(begin)

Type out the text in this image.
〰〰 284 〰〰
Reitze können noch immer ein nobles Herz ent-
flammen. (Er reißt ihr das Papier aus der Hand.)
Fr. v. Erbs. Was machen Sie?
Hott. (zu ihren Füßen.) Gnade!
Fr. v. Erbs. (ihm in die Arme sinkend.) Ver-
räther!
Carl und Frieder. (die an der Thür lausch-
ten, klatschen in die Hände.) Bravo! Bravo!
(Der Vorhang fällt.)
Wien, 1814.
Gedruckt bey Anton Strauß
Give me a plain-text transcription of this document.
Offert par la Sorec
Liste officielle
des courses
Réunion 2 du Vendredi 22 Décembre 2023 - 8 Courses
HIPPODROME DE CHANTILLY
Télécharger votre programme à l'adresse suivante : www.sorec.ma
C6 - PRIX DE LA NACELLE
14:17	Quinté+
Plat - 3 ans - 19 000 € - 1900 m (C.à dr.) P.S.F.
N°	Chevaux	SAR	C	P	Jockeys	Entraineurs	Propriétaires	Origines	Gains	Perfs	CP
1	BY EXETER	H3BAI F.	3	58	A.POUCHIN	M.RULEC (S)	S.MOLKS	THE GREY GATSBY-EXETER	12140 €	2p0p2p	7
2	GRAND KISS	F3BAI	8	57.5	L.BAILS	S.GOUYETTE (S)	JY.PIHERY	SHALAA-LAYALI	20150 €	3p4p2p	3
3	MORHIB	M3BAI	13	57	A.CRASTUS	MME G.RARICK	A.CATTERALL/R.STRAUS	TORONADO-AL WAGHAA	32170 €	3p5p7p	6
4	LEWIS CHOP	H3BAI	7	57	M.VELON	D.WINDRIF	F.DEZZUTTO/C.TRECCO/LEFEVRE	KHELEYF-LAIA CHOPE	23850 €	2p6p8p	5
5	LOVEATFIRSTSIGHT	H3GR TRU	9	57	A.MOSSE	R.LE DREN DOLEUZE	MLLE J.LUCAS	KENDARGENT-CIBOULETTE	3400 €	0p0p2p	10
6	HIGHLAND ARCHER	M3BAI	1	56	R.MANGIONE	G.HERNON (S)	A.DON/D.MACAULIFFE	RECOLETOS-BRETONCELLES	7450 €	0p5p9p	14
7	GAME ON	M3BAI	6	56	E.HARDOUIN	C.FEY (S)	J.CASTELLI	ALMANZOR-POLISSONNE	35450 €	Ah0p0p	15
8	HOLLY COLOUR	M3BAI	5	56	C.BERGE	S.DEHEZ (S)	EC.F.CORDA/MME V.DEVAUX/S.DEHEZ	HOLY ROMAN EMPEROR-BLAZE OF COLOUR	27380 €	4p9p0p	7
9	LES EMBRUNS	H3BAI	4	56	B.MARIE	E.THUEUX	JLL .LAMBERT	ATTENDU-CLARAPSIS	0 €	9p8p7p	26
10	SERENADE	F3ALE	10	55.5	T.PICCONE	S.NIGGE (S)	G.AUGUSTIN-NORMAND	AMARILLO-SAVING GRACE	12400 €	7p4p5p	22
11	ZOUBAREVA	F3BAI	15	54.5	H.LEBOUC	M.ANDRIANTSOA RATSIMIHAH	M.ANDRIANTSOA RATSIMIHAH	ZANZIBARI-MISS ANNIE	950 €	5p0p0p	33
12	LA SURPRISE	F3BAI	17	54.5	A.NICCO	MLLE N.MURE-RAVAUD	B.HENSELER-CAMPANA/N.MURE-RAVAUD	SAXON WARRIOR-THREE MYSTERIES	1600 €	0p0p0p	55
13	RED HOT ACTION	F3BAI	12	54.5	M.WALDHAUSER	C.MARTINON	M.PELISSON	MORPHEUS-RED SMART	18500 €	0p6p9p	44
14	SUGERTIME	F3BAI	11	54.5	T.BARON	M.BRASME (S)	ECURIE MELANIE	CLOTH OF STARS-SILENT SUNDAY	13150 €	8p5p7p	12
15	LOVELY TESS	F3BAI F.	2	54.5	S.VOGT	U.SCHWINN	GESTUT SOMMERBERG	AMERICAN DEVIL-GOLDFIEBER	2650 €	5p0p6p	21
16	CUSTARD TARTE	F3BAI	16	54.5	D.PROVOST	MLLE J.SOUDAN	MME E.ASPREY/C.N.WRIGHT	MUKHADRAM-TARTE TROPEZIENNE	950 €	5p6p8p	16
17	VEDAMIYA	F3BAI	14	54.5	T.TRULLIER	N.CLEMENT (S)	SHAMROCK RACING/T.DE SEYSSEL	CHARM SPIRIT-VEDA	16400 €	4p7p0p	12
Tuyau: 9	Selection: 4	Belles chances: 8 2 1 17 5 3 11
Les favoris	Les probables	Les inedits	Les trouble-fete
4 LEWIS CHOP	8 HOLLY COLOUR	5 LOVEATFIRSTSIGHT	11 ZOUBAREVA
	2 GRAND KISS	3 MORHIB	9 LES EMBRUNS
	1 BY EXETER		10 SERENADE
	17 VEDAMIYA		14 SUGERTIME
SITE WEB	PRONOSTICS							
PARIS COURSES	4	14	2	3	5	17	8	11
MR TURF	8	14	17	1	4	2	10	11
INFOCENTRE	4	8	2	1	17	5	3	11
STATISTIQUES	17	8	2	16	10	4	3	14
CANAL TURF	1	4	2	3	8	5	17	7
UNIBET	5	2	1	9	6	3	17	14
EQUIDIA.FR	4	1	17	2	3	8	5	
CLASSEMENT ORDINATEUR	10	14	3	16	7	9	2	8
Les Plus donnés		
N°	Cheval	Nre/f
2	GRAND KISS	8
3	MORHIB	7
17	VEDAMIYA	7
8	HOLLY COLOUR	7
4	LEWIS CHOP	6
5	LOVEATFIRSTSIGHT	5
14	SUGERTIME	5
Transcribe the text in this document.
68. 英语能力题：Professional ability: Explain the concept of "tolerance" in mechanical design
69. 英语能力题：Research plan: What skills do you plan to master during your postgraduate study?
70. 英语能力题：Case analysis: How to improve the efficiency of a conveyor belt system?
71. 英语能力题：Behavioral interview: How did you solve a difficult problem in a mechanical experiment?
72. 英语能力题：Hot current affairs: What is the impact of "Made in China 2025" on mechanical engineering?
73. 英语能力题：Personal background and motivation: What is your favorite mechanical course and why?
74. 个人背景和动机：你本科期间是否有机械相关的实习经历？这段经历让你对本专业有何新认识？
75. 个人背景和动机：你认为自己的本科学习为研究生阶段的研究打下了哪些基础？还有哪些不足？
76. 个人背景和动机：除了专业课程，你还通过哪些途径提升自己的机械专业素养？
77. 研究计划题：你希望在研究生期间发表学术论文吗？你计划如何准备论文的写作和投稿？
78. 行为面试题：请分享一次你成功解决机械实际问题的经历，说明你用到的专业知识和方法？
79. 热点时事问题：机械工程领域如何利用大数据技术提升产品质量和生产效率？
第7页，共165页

(end)

Transcribe each record exactly. Leave nothing out.

**Solved exercise**:
Type out the text in this image.
〰〰 284 〰〰
Reitze können noch immer ein nobles Herz ent-
flammen. (Er reißt ihr das Papier aus der Hand.)
Fr. v. Erbs. Was machen Sie?
Hott. (zu ihren Füßen.) Gnade!
Fr. v. Erbs. (ihm in die Arme sinkend.) Ver-
räther!
Carl und Frieder. (die an der Thür lausch-
ten, klatschen in die Hände.) Bravo! Bravo!
(Der Vorhang fällt.)
Wien, 1814.
Gedruckt bey Anton Strauß
Give me a plain-text transcription of this document.
Offert par la Sorec
Liste officielle
des courses
Réunion 2 du Vendredi 22 Décembre 2023 - 8 Courses
HIPPODROME DE CHANTILLY
Télécharger votre programme à l'adresse suivante : www.sorec.ma
C6 - PRIX DE LA NACELLE
14:17	Quinté+
Plat - 3 ans - 19 000 € - 1900 m (C.à dr.) P.S.F.
N°	Chevaux	SAR	C	P	Jockeys	Entraineurs	Propriétaires	Origines	Gains	Perfs	CP
1	BY EXETER	H3BAI F.	3	58	A.POUCHIN	M.RULEC (S)	S.MOLKS	THE GREY GATSBY-EXETER	12140 €	2p0p2p	7
2	GRAND KISS	F3BAI	8	57.5	L.BAILS	S.GOUYETTE (S)	JY.PIHERY	SHALAA-LAYALI	20150 €	3p4p2p	3
3	MORHIB	M3BAI	13	57	A.CRASTUS	MME G.RARICK	A.CATTERALL/R.STRAUS	TORONADO-AL WAGHAA	32170 €	3p5p7p	6
4	LEWIS CHOP	H3BAI	7	57	M.VELON	D.WINDRIF	F.DEZZUTTO/C.TRECCO/LEFEVRE	KHELEYF-LAIA CHOPE	23850 €	2p6p8p	5
5	LOVEATFIRSTSIGHT	H3GR TRU	9	57	A.MOSSE	R.LE DREN DOLEUZE	MLLE J.LUCAS	KENDARGENT-CIBOULETTE	3400 €	0p0p2p	10
6	HIGHLAND ARCHER	M3BAI	1	56	R.MANGIONE	G.HERNON (S)	A.DON/D.MACAULIFFE	RECOLETOS-BRETONCELLES	7450 €	0p5p9p	14
7	GAME ON	M3BAI	6	56	E.HARDOUIN	C.FEY (S)	J.CASTELLI	ALMANZOR-POLISSONNE	35450 €	Ah0p0p	15
8	HOLLY COLOUR	M3BAI	5	56	C.BERGE	S.DEHEZ (S)	EC.F.CORDA/MME V.DEVAUX/S.DEHEZ	HOLY ROMAN EMPEROR-BLAZE OF COLOUR	27380 €	4p9p0p	7
9	LES EMBRUNS	H3BAI	4	56	B.MARIE	E.THUEUX	JLL .LAMBERT	ATTENDU-CLARAPSIS	0 €	9p8p7p	26
10	SERENADE	F3ALE	10	55.5	T.PICCONE	S.NIGGE (S)	G.AUGUSTIN-NORMAND	AMARILLO-SAVING GRACE	12400 €	7p4p5p	22
11	ZOUBAREVA	F3BAI	15	54.5	H.LEBOUC	M.ANDRIANTSOA RATSIMIHAH	M.ANDRIANTSOA RATSIMIHAH	ZANZIBARI-MISS ANNIE	950 €	5p0p0p	33
12	LA SURPRISE	F3BAI	17	54.5	A.NICCO	MLLE N.MURE-RAVAUD	B.HENSELER-CAMPANA/N.MURE-RAVAUD	SAXON WARRIOR-THREE MYSTERIES	1600 €	0p0p0p	55
13	RED HOT ACTION	F3BAI	12	54.5	M.WALDHAUSER	C.MARTINON	M.PELISSON	MORPHEUS-RED SMART	18500 €	0p6p9p	44
14	SUGERTIME	F3BAI	11	54.5	T.BARON	M.BRASME (S)	ECURIE MELANIE	CLOTH OF STARS-SILENT SUNDAY	13150 €	8p5p7p	12
15	LOVELY TESS	F3BAI F.	2	54.5	S.VOGT	U.SCHWINN	GESTUT SOMMERBERG	AMERICAN DEVIL-GOLDFIEBER	2650 €	5p0p6p	21
16	CUSTARD TARTE	F3BAI	16	54.5	D.PROVOST	MLLE J.SOUDAN	MME E.ASPREY/C.N.WRIGHT	MUKHADRAM-TARTE TROPEZIENNE	950 €	5p6p8p	16
17	VEDAMIYA	F3BAI	14	54.5	T.TRULLIER	N.CLEMENT (S)	SHAMROCK RACING/T.DE SEYSSEL	CHARM SPIRIT-VEDA	16400 €	4p7p0p	12
Tuyau: 9	Selection: 4	Belles chances: 8 2 1 17 5 3 11
Les favoris	Les probables	Les inedits	Les trouble-fete
4 LEWIS CHOP	8 HOLLY COLOUR	5 LOVEATFIRSTSIGHT	11 ZOUBAREVA
	2 GRAND KISS	3 MORHIB	9 LES EMBRUNS
	1 BY EXETER		10 SERENADE
	17 VEDAMIYA		14 SUGERTIME
SITE WEB	PRONOSTICS							
PARIS COURSES	4	14	2	3	5	17	8	11
MR TURF	8	14	17	1	4	2	10	11
INFOCENTRE	4	8	2	1	17	5	3	11
STATISTIQUES	17	8	2	16	10	4	3	14
CANAL TURF	1	4	2	3	8	5	17	7
UNIBET	5	2	1	9	6	3	17	14
EQUIDIA.FR	4	1	17	2	3	8	5	
CLASSEMENT ORDINATEUR	10	14	3	16	7	9	2	8
Les Plus donnés		
N°	Cheval	Nre/f
2	GRAND KISS	8
3	MORHIB	7
17	VEDAMIYA	7
8	HOLLY COLOUR	7
4	LEWIS CHOP	6
5	LOVEATFIRSTSIGHT	5
14	SUGERTIME	5
Transcribe the text in this document.
68. 英语能力题：Professional ability: Explain the concept of "tolerance" in mechanical design
69. 英语能力题：Research plan: What skills do you plan to master during your postgraduate study?
70. 英语能力题：Case analysis: How to improve the efficiency of a conveyor belt system?
71. 英语能力题：Behavioral interview: How did you solve a difficult problem in a mechanical experiment?
72. 英语能力题：Hot current affairs: What is the impact of "Made in China 2025" on mechanical engineering?
73. 英语能力题：Personal background and motivation: What is your favorite mechanical course and why?
74. 个人背景和动机：你本科期间是否有机械相关的实习经历？这段经历让你对本专业有何新认识？
75. 个人背景和动机：你认为自己的本科学习为研究生阶段的研究打下了哪些基础？还有哪些不足？
76. 个人背景和动机：除了专业课程，你还通过哪些途径提升自己的机械专业素养？
77. 研究计划题：你希望在研究生期间发表学术论文吗？你计划如何准备论文的写作和投稿？
78. 行为面试题：请分享一次你成功解决机械实际问题的经历，说明你用到的专业知识和方法？
79. 热点时事问题：机械工程领域如何利用大数据技术提升产品质量和生产效率？
第7页，共165页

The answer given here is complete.